Extracted data entries:
━━━━━━━━━━━━━━━━

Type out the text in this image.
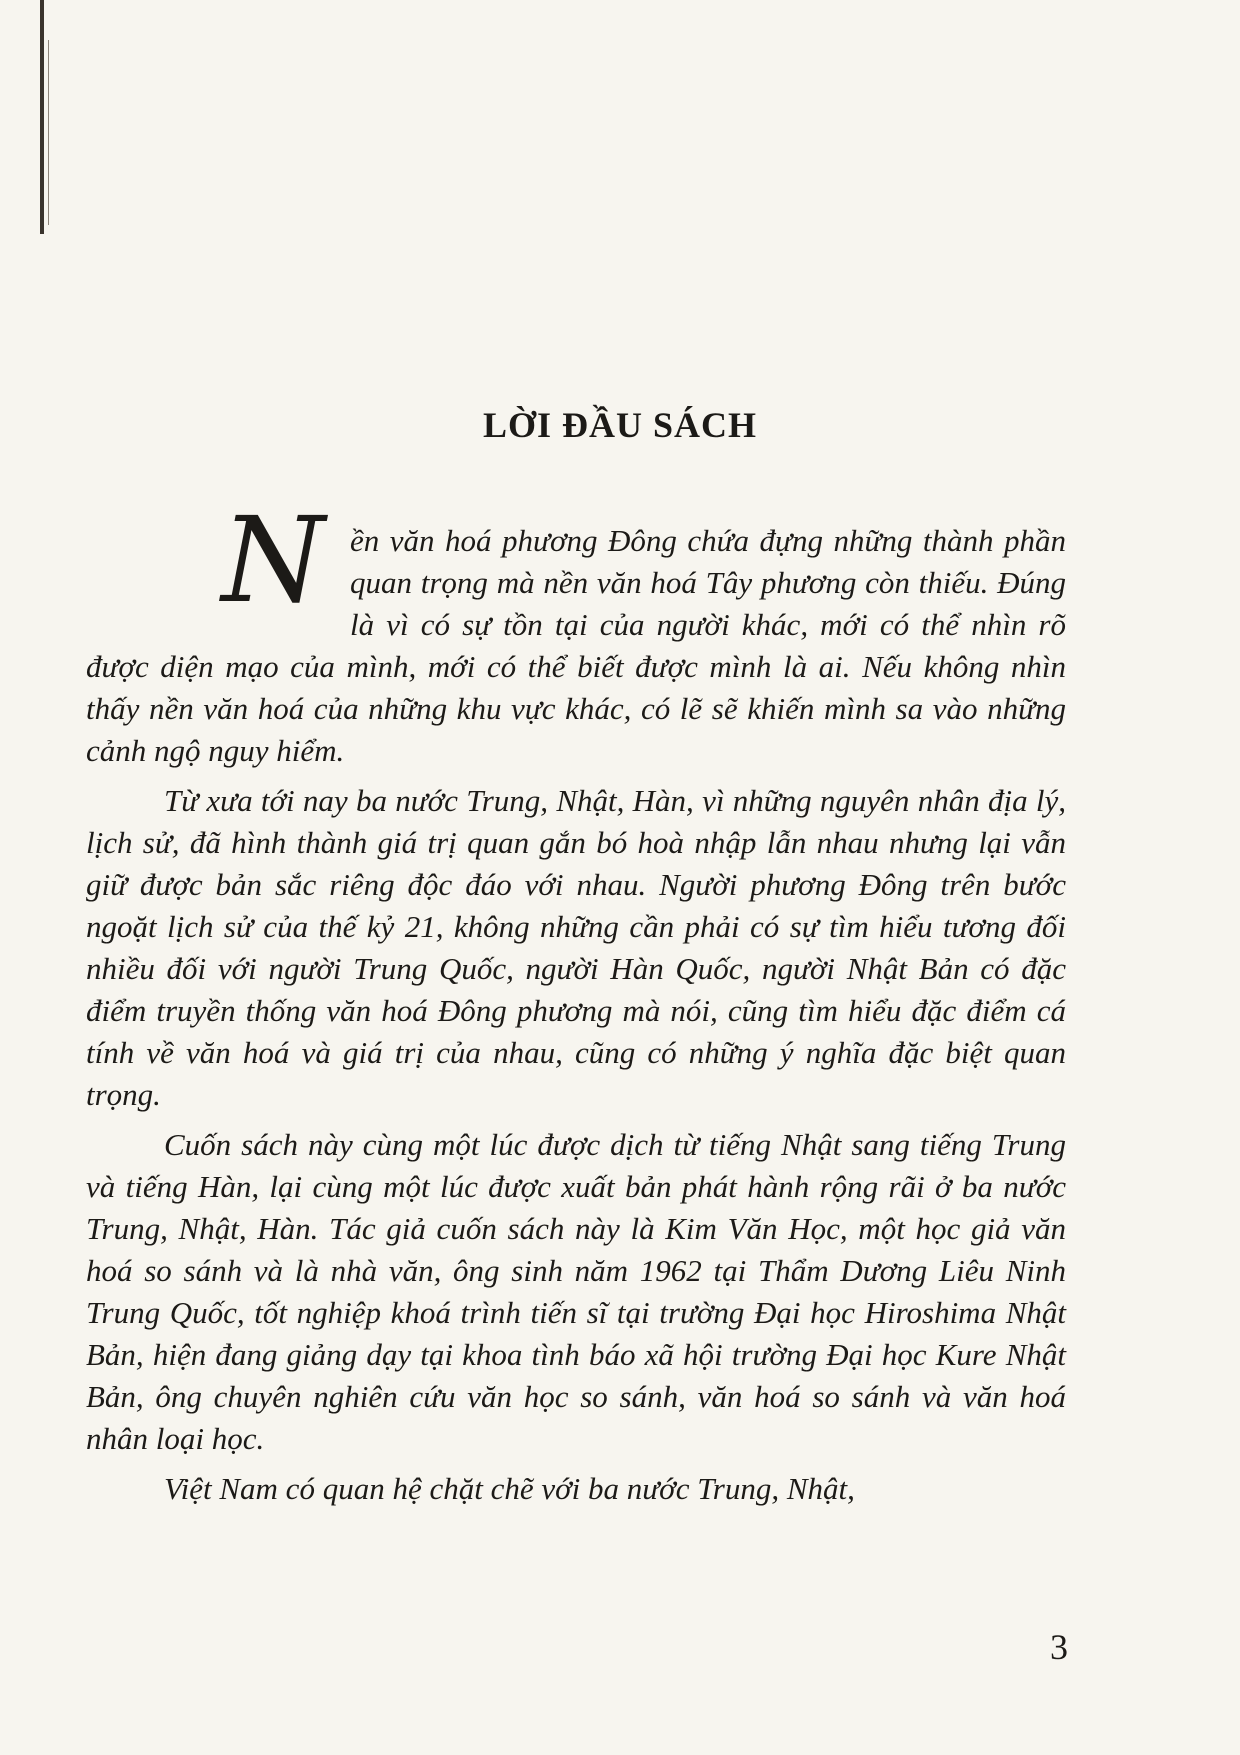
LỜI ĐẦU SÁCH

Nền văn hoá phương Đông chứa đựng những thành phần quan trọng mà nền văn hoá Tây phương còn thiếu. Đúng là vì có sự tồn tại của người khác, mới có thể nhìn rõ được diện mạo của mình, mới có thể biết được mình là ai. Nếu không nhìn thấy nền văn hoá của những khu vực khác, có lẽ sẽ khiến mình sa vào những cảnh ngộ nguy hiểm.

Từ xưa tới nay ba nước Trung, Nhật, Hàn, vì những nguyên nhân địa lý, lịch sử, đã hình thành giá trị quan gắn bó hoà nhập lẫn nhau nhưng lại vẫn giữ được bản sắc riêng độc đáo với nhau. Người phương Đông trên bước ngoặt lịch sử của thế kỷ 21, không những cần phải có sự tìm hiểu tương đối nhiều đối với người Trung Quốc, người Hàn Quốc, người Nhật Bản có đặc điểm truyền thống văn hoá Đông phương mà nói, cũng tìm hiểu đặc điểm cá tính về văn hoá và giá trị của nhau, cũng có những ý nghĩa đặc biệt quan trọng.

Cuốn sách này cùng một lúc được dịch từ tiếng Nhật sang tiếng Trung và tiếng Hàn, lại cùng một lúc được xuất bản phát hành rộng rãi ở ba nước Trung, Nhật, Hàn. Tác giả cuốn sách này là Kim Văn Học, một học giả văn hoá so sánh và là nhà văn, ông sinh năm 1962 tại Thẩm Dương Liêu Ninh Trung Quốc, tốt nghiệp khoá trình tiến sĩ tại trường Đại học Hiroshima Nhật Bản, hiện đang giảng dạy tại khoa tình báo xã hội trường Đại học Kure Nhật Bản, ông chuyên nghiên cứu văn học so sánh, văn hoá so sánh và văn hoá nhân loại học.

Việt Nam có quan hệ chặt chẽ với ba nước Trung, Nhật,

3
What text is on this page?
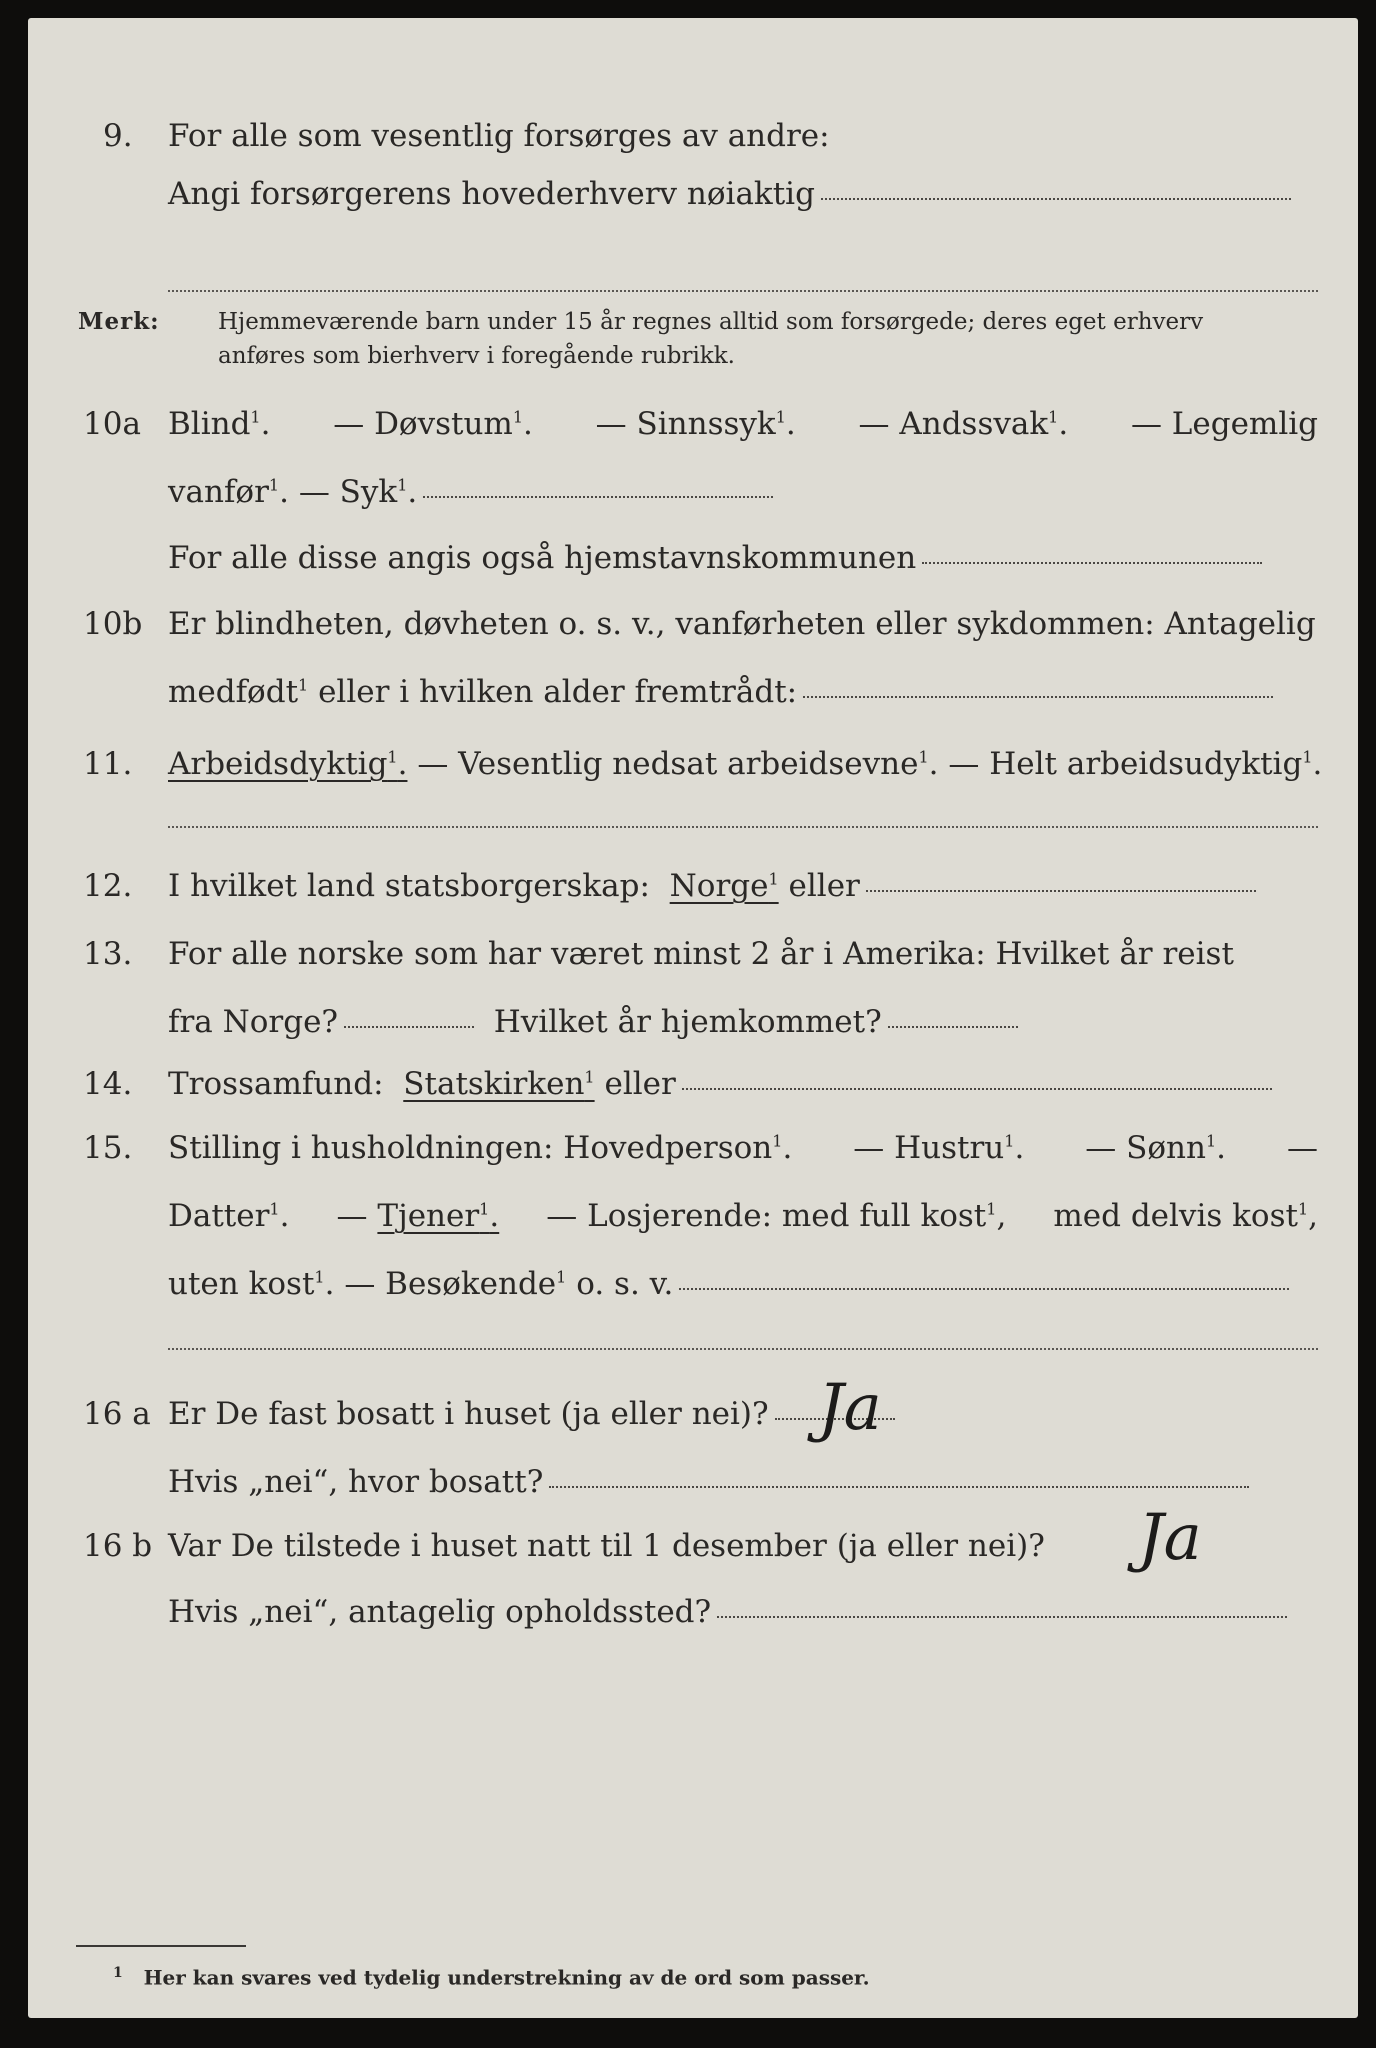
9. For alle som vesentlig forsørges av andre:
Angi forsørgerens hovederhverv nøiaktig
Merk:	Hjemmeværende barn under 15 år regnes alltid som forsørgede; deres eget erhverv
anføres som bierhverv i foregående rubrikk.
10a Blind$^1$. — Døvstum$^1$. — Sinnssyk$^1$. — Andssvak$^1$. — Legemlig
vanfør$^1$.
— Syk$^1$.
For alle disse angis også hjemstavnskommunen
10b Er blindheten, døvheten o. s. v., vanførheten eller sykdommen: Antagelig
medfødt$^1$
eller i hvilken alder fremtrådt:
11. Arbeidsdyktig$^1$.
— Vesentlig nedsat arbeidsevne$^1$.
— Helt arbeidsudyktig$^1$.
12. I hvilket land statsborgerskap:
Norge$^1$
eller
13. For alle norske som har været minst 2 år i Amerika: Hvilket år reist
fra Norge?
	Hvilket år hjemkommet?
14. Trossamfund:
Statskirken$^1$
eller
15. Stilling i husholdningen: Hovedperson$^1$. — Hustru$^1$. — Sønn$^1$. —
Datter$^1$. — Tjener$^1$. — Losjerende: med full kost$^1$, med delvis kost$^1$,
uten kost$^1$.
— Besøkende$^1$
o. s. v.
16 a Er De fast bosatt i huset (ja eller nei)? Ja
Hvis „nei“, hvor bosatt?
16 b Var De tilstede i huset natt til 1 desember (ja eller nei)? Ja
Hvis „nei“, antagelig opholdssted?
$^1$ Her kan svares ved tydelig understrekning av de ord som passer.
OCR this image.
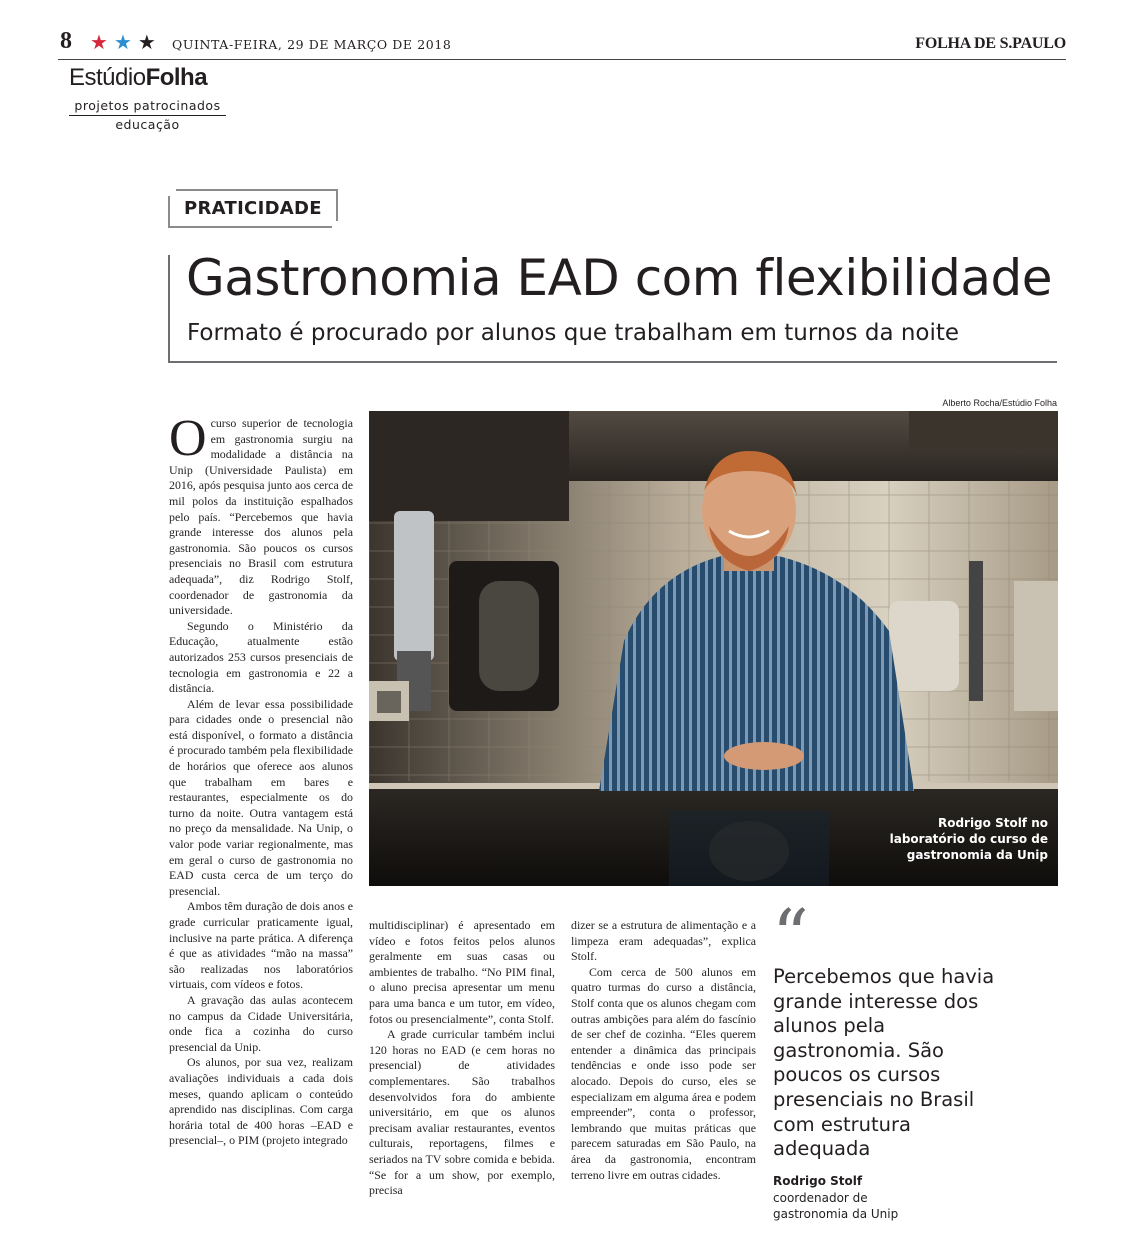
8 ★★★ QUINTA-FEIRA, 29 DE MARÇO DE 2018	FOLHA DE S.PAULO
EstúdioFolha
projetos patrocinados
educação
PRATICIDADE
Gastronomia EAD com flexibilidade
Formato é procurado por alunos que trabalham em turnos da noite
Alberto Rocha/Estúdio Folha
Rodrigo Stolf no laboratório do curso de gastronomia da Unip

Ocurso superior de tecnologia em gastronomia surgiu na modalidade a distância na Unip (Universidade Paulista) em 2016, após pesquisa junto aos cerca de mil polos da instituição espalhados pelo país. “Percebemos que havia grande interesse dos alunos pela gastronomia. São poucos os cursos presenciais no Brasil com estrutura adequada”, diz Rodrigo Stolf, coordenador de gastronomia da universidade.

Segundo o Ministério da Educação, atualmente estão autorizados 253 cursos presenciais de tecnologia em gastronomia e 22 a distância.

Além de levar essa possibilidade para cidades onde o presencial não está disponível, o formato a distância é procurado também pela flexibilidade de horários que oferece aos alunos que trabalham em bares e restaurantes, especialmente os do turno da noite. Outra vantagem está no preço da mensalidade. Na Unip, o valor pode variar regionalmente, mas em geral o curso de gastronomia no EAD custa cerca de um terço do presencial.

Ambos têm duração de dois anos e grade curricular praticamente igual, inclusive na parte prática. A diferença é que as atividades “mão na massa” são realizadas nos laboratórios virtuais, com vídeos e fotos.

A gravação das aulas acontecem no campus da Cidade Universitária, onde fica a cozinha do curso presencial da Unip.

Os alunos, por sua vez, realizam avaliações individuais a cada dois meses, quando aplicam o conteúdo aprendido nas disciplinas. Com carga horária total de 400 horas –EAD e presencial–, o PIM (projeto integrado

multidisciplinar) é apresentado em vídeo e fotos feitos pelos alunos geralmente em suas casas ou ambientes de trabalho. “No PIM final, o aluno precisa apresentar um menu para uma banca e um tutor, em vídeo, fotos ou presencialmente”, conta Stolf.

A grade curricular também inclui 120 horas no EAD (e cem horas no presencial) de atividades complementares. São trabalhos desenvolvidos fora do ambiente universitário, em que os alunos precisam avaliar restaurantes, eventos culturais, reportagens, filmes e seriados na TV sobre comida e bebida. “Se for a um show, por exemplo, precisa

dizer se a estrutura de alimentação e a limpeza eram adequadas”, explica Stolf.

Com cerca de 500 alunos em quatro turmas do curso a distância, Stolf conta que os alunos chegam com outras ambições para além do fascínio de ser chef de cozinha. “Eles querem entender a dinâmica das principais tendências e onde isso pode ser alocado. Depois do curso, eles se especializam em alguma área e podem empreender”, conta o professor, lembrando que muitas práticas que parecem saturadas em São Paulo, na área da gastronomia, encontram terreno livre em outras cidades.

“
Percebemos que havia grande interesse dos alunos pela gastronomia. São poucos os cursos presenciais no Brasil com estrutura adequada
Rodrigo Stolf
coordenador de gastronomia da Unip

━━━━━━━━━━━━━━━━

▶ _Given request_:
Pull out every line in the data above that has the word "coordenador".

▶ _Exercise response_:
Ocurso superior de tecnologia em gastronomia surgiu na modalidade a distância na Unip (Universidade Paulista) em 2016, após pesquisa junto aos cerca de mil polos da instituição espalhados pelo país. “Percebemos que havia grande interesse dos alunos pela gastronomia. São poucos os cursos presenciais no Brasil com estrutura adequada”, diz Rodrigo Stolf, coordenador de gastronomia da universidade.
coordenador de gastronomia da Unip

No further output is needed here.